Extracted data -
------------------------------
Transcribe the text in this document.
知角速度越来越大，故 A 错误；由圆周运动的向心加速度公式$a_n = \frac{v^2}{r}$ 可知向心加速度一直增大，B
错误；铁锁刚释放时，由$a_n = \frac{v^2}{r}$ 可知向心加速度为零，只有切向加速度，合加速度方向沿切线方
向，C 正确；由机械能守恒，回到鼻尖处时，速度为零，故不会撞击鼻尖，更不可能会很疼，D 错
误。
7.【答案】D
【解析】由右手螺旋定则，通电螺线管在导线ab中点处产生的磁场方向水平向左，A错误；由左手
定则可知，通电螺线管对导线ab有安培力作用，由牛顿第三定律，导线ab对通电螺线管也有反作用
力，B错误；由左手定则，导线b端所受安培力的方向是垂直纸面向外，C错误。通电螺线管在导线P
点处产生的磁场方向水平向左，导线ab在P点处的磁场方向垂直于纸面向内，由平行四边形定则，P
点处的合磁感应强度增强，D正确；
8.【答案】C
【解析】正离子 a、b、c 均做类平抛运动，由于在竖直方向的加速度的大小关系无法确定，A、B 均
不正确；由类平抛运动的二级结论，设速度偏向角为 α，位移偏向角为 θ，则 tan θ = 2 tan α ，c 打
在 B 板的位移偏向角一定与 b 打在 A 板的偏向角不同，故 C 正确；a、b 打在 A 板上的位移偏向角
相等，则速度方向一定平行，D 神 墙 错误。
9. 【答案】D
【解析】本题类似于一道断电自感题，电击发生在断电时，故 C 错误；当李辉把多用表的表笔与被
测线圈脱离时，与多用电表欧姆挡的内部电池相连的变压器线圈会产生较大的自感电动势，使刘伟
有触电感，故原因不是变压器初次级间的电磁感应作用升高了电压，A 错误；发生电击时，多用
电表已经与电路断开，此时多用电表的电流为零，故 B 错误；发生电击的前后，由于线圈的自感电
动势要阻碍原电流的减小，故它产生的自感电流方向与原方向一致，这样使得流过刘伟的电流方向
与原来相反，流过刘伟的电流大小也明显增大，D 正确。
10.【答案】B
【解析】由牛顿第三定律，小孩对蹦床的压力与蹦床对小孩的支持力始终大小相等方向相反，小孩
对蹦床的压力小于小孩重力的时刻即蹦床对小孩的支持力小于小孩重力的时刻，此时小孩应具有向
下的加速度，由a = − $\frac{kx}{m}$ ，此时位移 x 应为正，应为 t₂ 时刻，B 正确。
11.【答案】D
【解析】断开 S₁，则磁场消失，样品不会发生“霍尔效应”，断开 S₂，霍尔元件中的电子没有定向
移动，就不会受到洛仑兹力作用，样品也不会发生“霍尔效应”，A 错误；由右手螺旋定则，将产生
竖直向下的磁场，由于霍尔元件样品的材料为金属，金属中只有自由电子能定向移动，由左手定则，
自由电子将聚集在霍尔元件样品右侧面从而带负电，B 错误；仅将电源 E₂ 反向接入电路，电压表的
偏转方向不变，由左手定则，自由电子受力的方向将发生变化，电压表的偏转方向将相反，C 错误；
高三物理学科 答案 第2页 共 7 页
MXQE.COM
------------------------------
Exercise -
Search the data for "霍尔效应". Copy every line that has it.

The output -
【解析】断开 S₁，则磁场消失，样品不会发生“霍尔效应”，断开 S₂，霍尔元件中的电子没有定向
移动，就不会受到洛仑兹力作用，样品也不会发生“霍尔效应”，A 错误；由右手螺旋定则，将产生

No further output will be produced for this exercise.